§ **Objective**
Copy every line of the data that includes the string "region".

Items from a dataset

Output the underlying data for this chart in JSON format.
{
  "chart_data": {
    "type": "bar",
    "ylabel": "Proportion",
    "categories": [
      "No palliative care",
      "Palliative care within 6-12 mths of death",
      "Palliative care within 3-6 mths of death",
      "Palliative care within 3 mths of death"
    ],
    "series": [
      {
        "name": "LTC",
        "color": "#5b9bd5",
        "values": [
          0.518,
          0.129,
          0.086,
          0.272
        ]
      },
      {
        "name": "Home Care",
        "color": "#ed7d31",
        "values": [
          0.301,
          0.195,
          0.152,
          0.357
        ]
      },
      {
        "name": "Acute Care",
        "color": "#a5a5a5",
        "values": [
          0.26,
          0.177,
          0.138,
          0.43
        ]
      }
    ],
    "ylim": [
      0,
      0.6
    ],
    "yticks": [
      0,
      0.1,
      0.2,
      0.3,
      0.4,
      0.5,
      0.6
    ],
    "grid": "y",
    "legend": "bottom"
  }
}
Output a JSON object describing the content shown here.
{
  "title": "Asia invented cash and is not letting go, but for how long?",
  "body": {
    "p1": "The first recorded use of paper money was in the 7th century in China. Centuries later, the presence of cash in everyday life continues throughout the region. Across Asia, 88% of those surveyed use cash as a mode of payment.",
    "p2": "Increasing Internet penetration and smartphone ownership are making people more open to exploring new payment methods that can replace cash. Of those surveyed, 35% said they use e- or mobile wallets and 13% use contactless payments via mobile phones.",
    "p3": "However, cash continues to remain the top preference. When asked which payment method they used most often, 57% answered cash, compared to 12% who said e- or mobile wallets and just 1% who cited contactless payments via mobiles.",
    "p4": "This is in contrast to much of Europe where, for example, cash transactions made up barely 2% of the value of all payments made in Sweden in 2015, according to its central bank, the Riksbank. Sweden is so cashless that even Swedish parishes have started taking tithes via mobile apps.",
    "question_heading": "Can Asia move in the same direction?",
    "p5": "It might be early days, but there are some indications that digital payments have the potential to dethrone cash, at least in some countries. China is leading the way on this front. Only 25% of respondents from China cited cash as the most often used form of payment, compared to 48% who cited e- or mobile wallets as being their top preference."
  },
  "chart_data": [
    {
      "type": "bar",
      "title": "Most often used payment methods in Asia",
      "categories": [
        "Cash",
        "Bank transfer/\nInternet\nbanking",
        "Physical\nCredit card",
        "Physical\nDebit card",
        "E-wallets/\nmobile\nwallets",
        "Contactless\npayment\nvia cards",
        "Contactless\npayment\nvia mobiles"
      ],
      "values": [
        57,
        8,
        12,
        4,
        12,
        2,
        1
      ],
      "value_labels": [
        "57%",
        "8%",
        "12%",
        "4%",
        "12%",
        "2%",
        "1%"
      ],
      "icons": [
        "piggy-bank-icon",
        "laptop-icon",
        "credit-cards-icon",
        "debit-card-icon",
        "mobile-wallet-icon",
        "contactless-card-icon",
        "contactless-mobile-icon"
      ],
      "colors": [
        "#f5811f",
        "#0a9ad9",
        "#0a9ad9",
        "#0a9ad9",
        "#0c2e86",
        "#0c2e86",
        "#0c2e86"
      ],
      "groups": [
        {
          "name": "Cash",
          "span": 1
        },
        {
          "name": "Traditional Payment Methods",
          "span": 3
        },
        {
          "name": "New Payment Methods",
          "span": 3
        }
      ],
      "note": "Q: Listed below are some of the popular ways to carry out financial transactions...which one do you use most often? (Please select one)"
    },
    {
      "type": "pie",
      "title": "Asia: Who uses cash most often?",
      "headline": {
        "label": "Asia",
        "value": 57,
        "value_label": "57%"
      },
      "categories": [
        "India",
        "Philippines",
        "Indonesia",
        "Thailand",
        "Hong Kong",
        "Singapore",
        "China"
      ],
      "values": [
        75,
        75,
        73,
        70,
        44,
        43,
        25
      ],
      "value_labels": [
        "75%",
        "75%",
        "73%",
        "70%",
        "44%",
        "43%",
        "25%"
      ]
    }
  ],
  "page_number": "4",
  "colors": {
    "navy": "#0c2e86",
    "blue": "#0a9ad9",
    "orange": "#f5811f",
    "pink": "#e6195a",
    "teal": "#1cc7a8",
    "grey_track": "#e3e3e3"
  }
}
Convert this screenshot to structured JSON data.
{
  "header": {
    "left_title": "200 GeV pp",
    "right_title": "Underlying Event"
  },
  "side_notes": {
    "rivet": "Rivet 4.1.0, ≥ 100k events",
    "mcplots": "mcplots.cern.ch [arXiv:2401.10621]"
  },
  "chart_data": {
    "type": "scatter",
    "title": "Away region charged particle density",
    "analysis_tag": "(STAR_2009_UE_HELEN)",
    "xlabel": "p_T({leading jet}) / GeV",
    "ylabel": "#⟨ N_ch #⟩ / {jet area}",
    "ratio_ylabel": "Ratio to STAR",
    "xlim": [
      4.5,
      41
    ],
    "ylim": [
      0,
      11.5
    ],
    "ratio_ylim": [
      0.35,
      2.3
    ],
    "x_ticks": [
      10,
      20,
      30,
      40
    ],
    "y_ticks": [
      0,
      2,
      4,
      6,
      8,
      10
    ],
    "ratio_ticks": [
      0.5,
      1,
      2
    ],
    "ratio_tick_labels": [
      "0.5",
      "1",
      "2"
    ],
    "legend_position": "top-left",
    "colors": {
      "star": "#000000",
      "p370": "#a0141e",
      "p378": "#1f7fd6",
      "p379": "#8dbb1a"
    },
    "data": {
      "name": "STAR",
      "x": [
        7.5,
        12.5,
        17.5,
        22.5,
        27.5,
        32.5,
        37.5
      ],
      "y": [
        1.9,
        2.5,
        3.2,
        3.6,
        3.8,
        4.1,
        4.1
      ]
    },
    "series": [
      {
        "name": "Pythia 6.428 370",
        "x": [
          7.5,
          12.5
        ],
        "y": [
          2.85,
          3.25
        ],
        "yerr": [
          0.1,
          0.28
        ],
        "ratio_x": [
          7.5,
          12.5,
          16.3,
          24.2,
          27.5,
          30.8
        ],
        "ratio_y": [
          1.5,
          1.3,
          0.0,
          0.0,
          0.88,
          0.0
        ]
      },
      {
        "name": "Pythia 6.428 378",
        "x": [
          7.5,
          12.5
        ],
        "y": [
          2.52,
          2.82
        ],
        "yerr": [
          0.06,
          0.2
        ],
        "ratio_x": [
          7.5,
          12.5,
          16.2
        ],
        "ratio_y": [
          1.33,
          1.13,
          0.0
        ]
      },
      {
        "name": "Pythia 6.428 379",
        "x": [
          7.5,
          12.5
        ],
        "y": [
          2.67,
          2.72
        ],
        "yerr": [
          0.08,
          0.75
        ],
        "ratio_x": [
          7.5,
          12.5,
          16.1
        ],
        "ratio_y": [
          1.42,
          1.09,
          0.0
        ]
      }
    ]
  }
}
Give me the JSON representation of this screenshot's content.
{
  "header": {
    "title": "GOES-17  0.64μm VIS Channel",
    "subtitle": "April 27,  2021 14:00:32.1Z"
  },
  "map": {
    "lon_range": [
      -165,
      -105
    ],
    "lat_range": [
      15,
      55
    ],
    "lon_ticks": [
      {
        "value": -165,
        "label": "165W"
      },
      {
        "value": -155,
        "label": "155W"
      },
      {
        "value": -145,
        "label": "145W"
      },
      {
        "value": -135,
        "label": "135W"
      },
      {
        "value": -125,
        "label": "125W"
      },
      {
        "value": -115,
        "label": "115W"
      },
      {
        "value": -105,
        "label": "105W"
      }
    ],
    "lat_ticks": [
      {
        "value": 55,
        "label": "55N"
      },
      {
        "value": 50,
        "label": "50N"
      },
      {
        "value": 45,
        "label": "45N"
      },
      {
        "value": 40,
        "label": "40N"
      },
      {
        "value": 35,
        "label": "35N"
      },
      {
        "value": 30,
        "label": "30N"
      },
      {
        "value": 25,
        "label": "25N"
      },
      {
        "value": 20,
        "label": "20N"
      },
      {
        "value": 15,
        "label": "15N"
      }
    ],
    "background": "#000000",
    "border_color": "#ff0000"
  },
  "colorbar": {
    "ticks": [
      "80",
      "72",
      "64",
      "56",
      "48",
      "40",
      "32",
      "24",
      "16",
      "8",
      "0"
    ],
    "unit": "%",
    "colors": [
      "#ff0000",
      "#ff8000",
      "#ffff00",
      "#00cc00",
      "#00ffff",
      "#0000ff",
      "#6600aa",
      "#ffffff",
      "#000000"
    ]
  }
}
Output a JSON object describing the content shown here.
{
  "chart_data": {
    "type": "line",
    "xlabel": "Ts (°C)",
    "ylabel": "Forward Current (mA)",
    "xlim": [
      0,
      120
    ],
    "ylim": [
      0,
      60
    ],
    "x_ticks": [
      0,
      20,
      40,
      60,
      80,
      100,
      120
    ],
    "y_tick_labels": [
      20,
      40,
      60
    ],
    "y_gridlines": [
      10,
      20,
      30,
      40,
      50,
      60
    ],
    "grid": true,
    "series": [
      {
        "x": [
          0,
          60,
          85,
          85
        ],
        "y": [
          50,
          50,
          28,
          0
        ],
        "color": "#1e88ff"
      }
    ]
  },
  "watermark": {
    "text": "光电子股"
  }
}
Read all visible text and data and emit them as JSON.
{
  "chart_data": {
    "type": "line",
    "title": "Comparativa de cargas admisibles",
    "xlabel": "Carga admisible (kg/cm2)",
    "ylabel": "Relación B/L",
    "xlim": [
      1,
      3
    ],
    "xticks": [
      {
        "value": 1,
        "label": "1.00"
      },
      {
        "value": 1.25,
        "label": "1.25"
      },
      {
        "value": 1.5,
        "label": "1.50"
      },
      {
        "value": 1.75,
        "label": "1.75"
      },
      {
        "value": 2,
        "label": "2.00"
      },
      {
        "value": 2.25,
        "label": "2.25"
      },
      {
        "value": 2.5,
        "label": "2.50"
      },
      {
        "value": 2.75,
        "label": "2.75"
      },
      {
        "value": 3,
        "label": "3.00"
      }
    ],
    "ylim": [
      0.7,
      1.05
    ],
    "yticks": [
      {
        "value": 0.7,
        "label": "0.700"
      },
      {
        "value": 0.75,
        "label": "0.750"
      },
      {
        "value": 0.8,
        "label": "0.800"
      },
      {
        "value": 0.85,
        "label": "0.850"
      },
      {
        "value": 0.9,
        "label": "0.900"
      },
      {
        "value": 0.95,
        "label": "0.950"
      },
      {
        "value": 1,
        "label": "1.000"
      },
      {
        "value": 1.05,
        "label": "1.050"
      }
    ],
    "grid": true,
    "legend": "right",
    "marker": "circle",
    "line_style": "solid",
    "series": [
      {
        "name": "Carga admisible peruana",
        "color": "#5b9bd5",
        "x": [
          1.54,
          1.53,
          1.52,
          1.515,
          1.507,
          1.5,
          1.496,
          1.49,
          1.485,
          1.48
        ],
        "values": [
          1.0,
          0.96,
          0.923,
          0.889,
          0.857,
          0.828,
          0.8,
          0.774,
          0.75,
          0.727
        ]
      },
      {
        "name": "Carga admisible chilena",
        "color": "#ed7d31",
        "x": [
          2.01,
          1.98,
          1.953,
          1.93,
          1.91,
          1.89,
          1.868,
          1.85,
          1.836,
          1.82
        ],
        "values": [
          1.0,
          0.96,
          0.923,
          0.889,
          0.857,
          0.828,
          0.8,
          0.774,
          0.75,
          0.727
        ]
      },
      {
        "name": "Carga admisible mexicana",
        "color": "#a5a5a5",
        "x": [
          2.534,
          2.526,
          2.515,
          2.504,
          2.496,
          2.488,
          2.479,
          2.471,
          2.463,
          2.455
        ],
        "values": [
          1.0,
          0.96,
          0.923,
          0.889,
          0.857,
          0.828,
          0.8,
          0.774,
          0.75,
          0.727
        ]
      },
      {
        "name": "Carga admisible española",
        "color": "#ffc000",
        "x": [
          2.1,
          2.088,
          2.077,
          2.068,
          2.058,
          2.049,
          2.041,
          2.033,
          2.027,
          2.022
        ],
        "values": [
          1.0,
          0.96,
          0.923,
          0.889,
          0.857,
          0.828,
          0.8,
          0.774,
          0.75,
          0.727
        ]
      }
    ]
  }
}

§ **Response**
    "p1": "The first recorded use of paper money was in the 7th century in China. Centuries later, the presence of cash in everyday life continues throughout the region. Across Asia, 88% of those surveyed use cash as a mode of payment.",
    "title": "Away region charged particle density",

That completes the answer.